* SUPPLIED RECORDS:
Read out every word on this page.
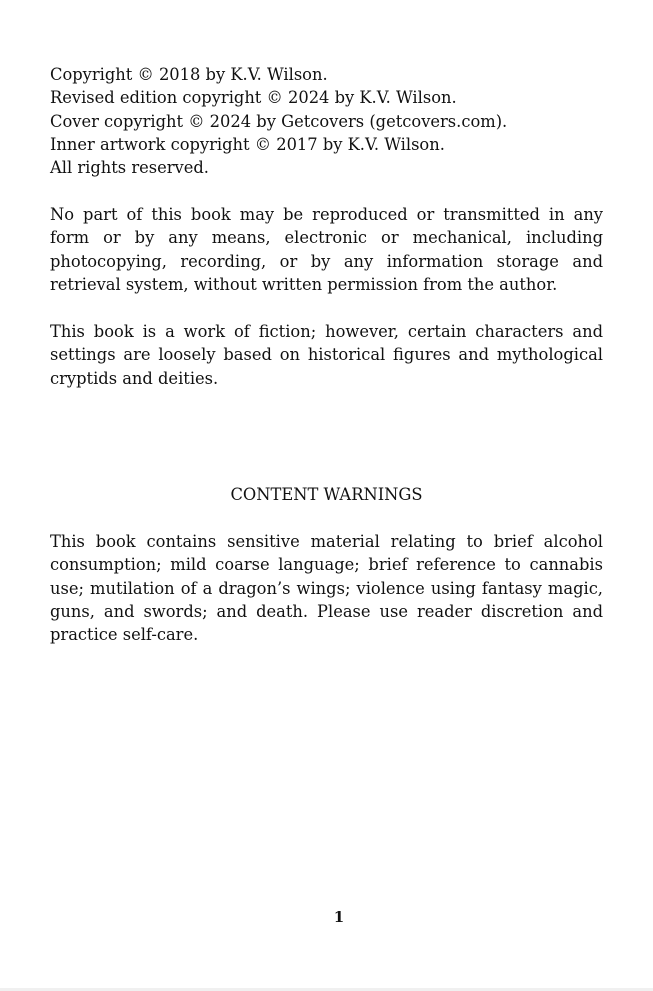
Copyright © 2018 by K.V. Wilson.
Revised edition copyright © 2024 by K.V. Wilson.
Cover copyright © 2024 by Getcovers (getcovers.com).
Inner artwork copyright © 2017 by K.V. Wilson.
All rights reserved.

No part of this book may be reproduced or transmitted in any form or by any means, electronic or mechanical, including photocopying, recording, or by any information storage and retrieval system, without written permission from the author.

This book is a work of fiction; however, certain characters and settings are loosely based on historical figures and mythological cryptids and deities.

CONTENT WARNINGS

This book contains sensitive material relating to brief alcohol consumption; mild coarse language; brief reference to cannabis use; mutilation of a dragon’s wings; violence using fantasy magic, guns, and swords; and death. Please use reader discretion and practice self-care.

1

* WHAT IS REQUIRED:
Verbatim reproduction of every record is required; images are left out.

* FULL RESPONSE:
Read out every word on this page.
Copyright © 2018 by K.V. Wilson.
Revised edition copyright © 2024 by K.V. Wilson.
Cover copyright © 2024 by Getcovers (getcovers.com).
Inner artwork copyright © 2017 by K.V. Wilson.
All rights reserved.

No part of this book may be reproduced or transmitted in any form or by any means, electronic or mechanical, including photocopying, recording, or by any information storage and retrieval system, without written permission from the author.

This book is a work of fiction; however, certain characters and settings are loosely based on historical figures and mythological cryptids and deities.

CONTENT WARNINGS

This book contains sensitive material relating to brief alcohol consumption; mild coarse language; brief reference to cannabis use; mutilation of a dragon’s wings; violence using fantasy magic, guns, and swords; and death. Please use reader discretion and practice self-care.

1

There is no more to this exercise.